*Given instruction*.
Every line below that mentions the word "DISCHARGED" should be copied out.

Start of Data records

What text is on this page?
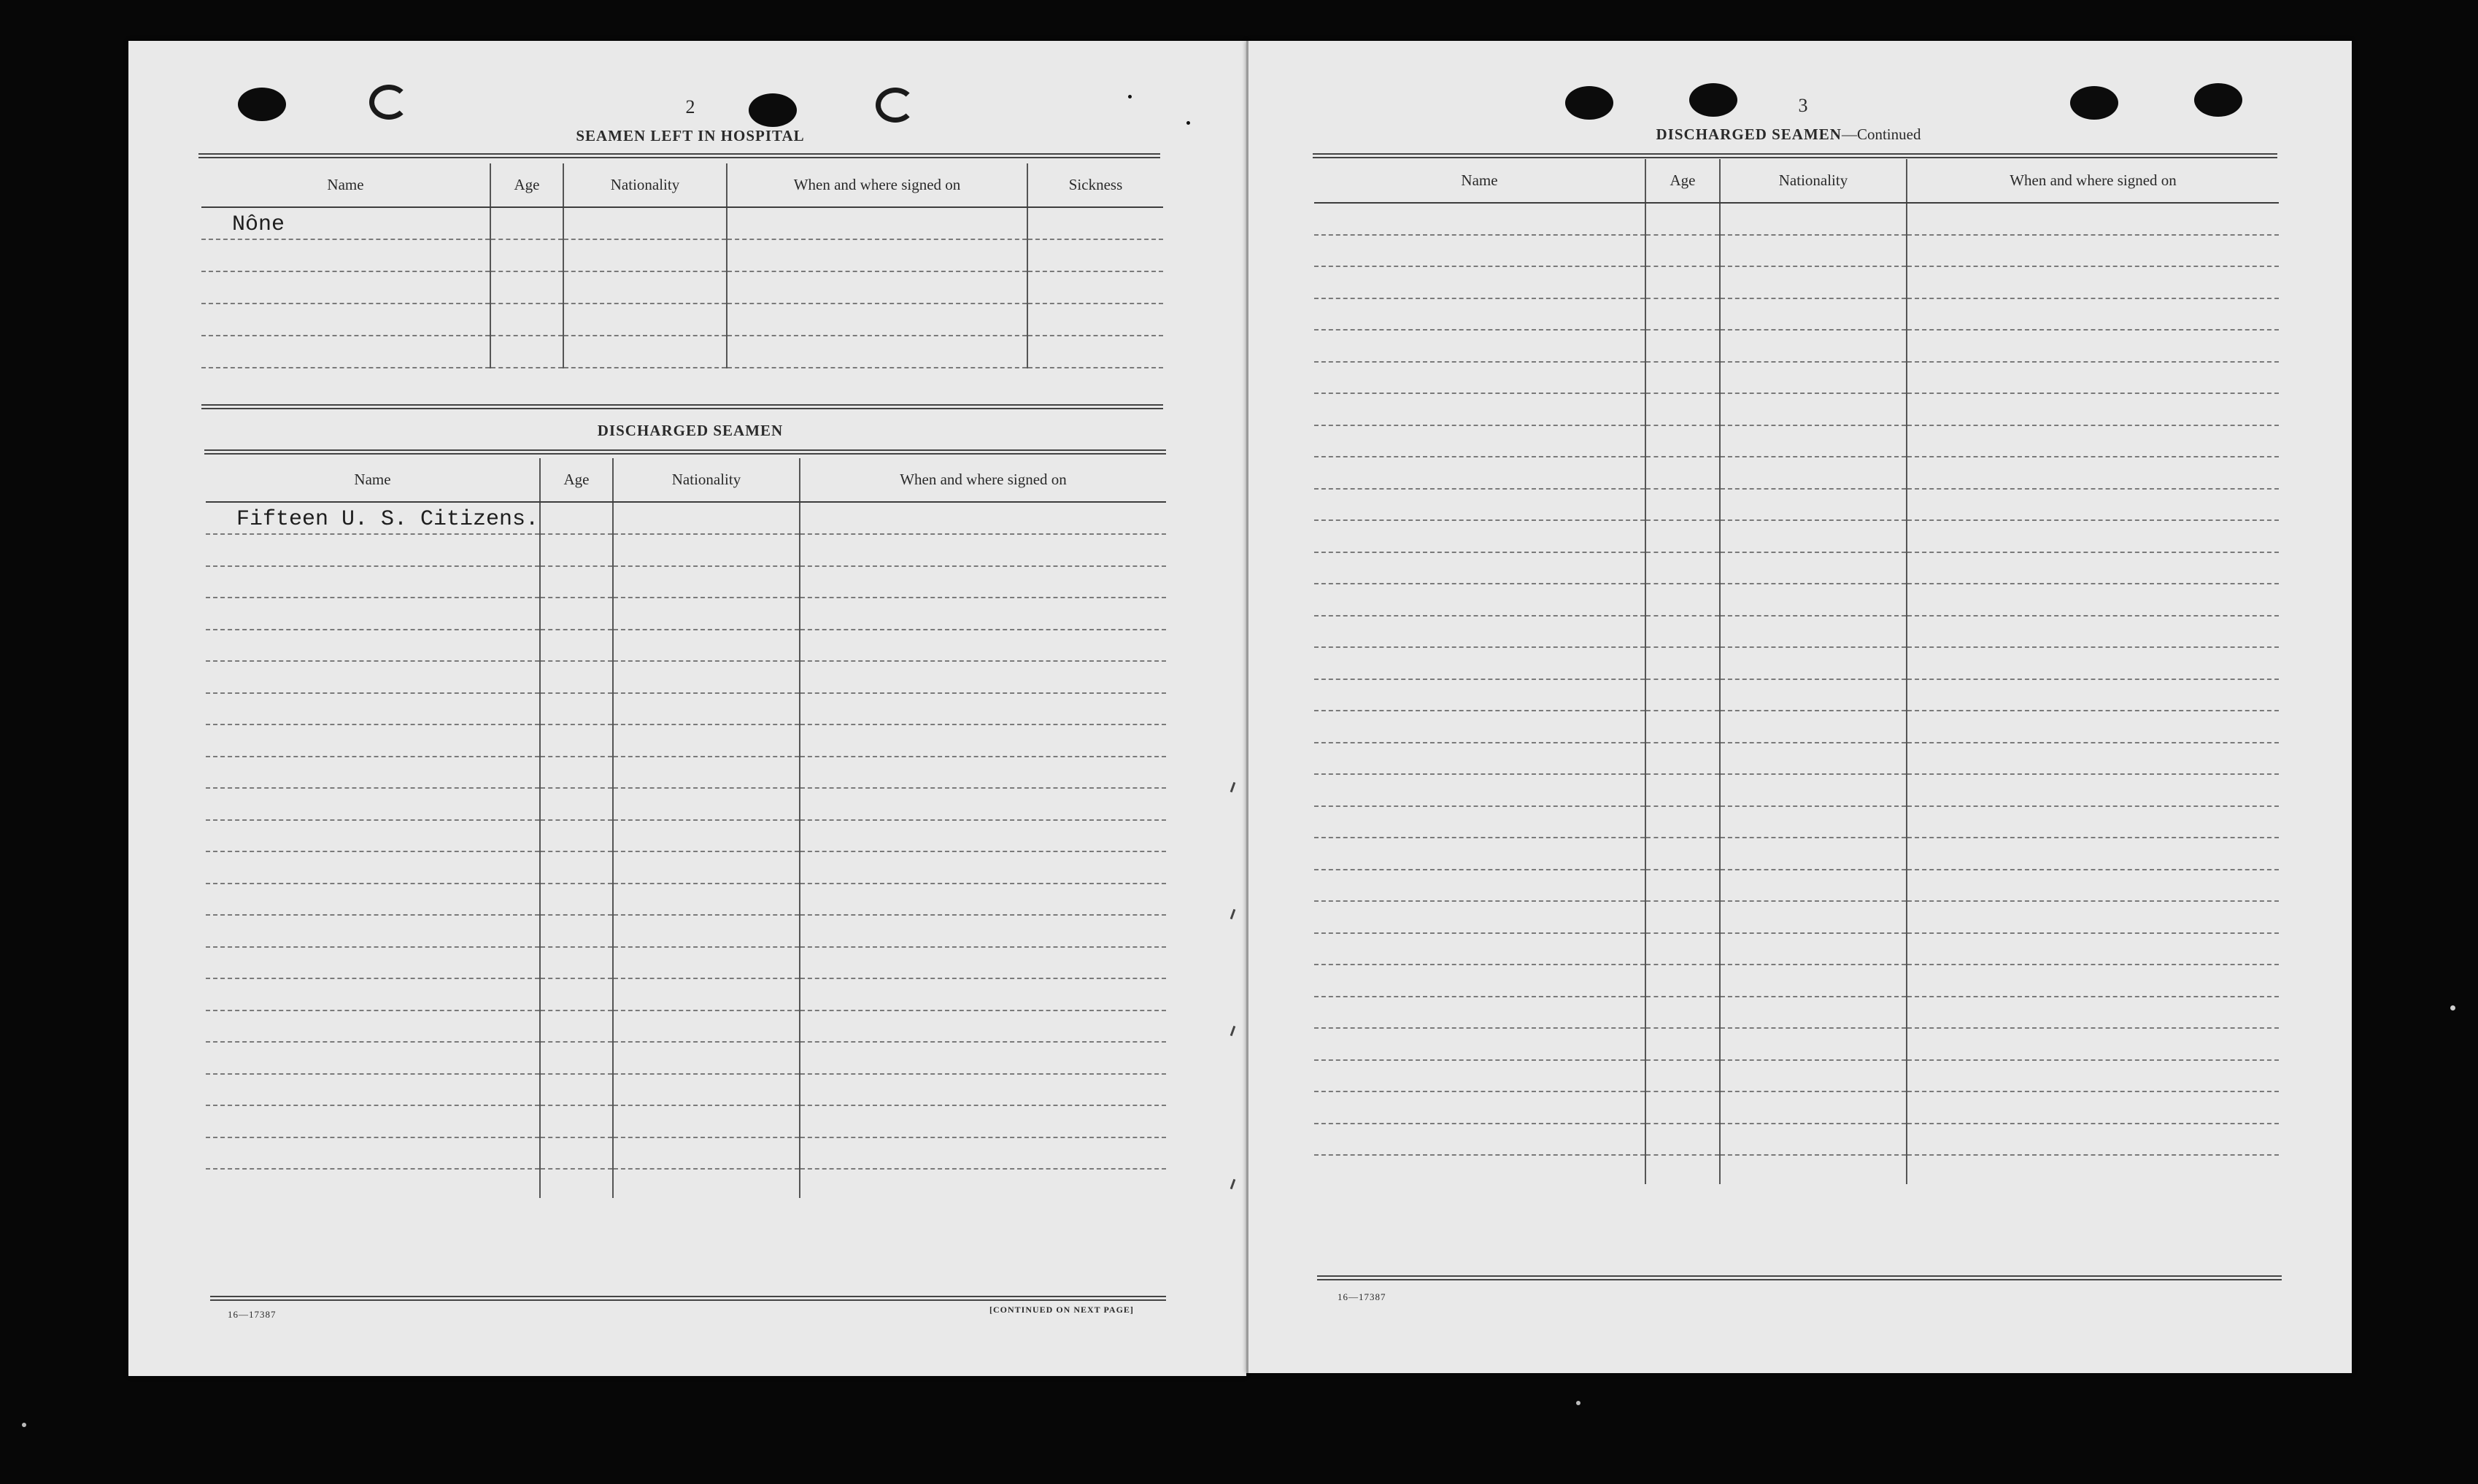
2
SEAMEN LEFT IN HOSPITAL
Name	Age	Nationality	When and where signed on	Sickness
Nône				

DISCHARGED SEAMEN
Name	Age	Nationality	When and where signed on
Fifteen U. S. Citizens.			

16—17387	[CONTINUED ON NEXT PAGE]
3
DISCHARGED SEAMEN—Continued
Name	Age	Nationality	When and where signed on

16—17387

End of Data records

*Answer below*.
DISCHARGED SEAMEN
DISCHARGED SEAMEN—Continued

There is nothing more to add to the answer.